◆ Record set

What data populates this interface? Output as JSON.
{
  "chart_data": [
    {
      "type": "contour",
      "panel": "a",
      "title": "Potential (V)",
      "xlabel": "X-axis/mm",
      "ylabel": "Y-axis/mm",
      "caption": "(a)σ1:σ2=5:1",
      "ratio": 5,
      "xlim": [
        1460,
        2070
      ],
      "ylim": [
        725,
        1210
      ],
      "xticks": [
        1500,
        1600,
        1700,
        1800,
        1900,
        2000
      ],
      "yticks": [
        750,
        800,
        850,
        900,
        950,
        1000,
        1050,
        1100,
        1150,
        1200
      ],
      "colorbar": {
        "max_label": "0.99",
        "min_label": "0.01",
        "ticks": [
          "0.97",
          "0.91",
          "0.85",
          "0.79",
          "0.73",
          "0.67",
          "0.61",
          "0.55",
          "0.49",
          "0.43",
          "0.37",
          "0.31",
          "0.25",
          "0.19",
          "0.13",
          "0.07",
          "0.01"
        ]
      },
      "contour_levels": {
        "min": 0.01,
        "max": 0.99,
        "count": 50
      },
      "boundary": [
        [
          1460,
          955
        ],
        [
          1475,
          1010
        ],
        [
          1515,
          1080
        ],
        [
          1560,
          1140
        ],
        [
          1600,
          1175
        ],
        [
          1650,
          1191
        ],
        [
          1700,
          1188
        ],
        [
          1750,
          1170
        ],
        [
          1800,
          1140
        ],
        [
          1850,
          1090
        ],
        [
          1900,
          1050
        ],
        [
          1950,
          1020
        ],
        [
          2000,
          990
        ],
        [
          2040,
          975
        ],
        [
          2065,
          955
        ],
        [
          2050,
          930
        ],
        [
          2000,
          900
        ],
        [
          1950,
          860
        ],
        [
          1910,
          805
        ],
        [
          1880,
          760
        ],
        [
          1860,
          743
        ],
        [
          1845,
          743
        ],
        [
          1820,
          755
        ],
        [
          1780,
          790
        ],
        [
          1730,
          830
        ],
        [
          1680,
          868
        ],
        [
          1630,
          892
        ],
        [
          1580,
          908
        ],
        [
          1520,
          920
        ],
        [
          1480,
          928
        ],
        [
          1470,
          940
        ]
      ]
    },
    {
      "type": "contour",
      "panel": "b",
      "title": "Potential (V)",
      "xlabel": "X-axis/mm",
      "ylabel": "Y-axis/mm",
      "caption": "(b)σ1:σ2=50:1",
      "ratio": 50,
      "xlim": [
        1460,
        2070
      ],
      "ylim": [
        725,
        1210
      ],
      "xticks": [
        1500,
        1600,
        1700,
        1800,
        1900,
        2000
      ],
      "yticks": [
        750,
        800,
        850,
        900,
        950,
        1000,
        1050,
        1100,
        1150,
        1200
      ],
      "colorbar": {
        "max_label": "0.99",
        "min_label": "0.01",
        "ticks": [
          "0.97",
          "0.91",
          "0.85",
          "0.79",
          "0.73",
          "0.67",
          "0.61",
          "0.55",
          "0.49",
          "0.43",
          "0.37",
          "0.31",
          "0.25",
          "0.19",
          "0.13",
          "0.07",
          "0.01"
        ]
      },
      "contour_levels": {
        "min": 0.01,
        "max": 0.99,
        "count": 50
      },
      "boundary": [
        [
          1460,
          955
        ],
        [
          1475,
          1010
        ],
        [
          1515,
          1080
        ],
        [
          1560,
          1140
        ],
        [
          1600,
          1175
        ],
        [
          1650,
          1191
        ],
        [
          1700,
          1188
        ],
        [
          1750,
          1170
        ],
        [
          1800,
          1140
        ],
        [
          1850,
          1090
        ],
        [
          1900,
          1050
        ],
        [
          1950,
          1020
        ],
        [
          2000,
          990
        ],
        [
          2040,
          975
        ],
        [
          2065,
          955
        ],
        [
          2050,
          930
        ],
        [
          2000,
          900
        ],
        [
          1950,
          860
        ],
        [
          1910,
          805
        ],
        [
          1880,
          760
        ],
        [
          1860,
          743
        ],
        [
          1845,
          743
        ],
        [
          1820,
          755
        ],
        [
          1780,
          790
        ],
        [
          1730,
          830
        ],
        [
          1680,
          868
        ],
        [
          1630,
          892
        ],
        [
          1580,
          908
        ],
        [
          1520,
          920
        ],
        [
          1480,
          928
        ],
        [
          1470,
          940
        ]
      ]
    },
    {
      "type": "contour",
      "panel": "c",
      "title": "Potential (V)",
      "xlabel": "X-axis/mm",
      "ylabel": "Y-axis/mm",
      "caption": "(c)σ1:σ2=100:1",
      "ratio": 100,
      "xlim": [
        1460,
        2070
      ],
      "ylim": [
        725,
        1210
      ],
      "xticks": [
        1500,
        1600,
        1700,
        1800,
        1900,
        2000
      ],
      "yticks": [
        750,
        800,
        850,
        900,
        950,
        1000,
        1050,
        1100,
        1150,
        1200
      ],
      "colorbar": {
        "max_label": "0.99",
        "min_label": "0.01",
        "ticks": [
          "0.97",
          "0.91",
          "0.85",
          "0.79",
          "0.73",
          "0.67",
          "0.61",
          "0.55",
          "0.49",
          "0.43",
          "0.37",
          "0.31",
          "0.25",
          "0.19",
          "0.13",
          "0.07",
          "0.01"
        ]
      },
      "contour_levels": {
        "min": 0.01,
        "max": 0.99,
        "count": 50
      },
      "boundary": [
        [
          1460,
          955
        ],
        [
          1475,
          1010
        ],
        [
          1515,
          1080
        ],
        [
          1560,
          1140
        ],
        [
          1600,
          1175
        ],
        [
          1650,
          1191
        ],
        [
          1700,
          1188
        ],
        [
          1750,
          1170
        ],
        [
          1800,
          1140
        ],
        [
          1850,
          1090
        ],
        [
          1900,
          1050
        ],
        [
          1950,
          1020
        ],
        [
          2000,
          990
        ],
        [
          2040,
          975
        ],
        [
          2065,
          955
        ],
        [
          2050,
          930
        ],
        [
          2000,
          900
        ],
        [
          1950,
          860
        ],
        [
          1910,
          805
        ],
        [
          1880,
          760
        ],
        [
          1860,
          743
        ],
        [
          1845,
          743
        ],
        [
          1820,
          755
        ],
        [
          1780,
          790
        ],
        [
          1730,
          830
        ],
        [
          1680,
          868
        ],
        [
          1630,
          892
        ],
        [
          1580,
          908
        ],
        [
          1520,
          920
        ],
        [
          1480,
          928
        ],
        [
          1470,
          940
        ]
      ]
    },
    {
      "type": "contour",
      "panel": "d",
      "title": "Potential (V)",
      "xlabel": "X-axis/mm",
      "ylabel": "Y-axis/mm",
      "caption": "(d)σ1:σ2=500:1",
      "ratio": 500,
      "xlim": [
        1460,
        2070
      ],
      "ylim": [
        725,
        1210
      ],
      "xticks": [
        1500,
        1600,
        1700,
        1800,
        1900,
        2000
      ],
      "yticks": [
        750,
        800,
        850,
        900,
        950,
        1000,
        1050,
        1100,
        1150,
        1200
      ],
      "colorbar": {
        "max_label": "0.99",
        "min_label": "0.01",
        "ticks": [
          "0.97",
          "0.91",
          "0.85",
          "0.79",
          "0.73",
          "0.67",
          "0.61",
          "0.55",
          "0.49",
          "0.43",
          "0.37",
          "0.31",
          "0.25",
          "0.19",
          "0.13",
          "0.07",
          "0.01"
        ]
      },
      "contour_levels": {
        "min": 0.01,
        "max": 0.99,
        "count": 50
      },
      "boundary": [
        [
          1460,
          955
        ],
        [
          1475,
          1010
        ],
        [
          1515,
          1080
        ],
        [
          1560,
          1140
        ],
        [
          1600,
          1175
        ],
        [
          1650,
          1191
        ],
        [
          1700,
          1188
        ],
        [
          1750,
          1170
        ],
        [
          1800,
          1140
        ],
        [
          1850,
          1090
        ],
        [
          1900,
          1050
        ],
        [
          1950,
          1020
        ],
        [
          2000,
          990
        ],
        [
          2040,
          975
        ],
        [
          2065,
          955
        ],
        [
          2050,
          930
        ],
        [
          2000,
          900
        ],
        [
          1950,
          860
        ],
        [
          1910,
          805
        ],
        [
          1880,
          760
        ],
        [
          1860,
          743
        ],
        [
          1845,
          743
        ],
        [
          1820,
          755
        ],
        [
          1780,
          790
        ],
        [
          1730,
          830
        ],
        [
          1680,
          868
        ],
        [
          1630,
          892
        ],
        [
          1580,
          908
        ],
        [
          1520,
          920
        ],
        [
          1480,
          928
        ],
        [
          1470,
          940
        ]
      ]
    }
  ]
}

◆ Problem statement
Select and copy each line from the data that includes the word "caption".

◆ Response to the task
      "caption": "(a)σ1:σ2=5:1",
      "caption": "(b)σ1:σ2=50:1",
      "caption": "(c)σ1:σ2=100:1",
      "caption": "(d)σ1:σ2=500:1",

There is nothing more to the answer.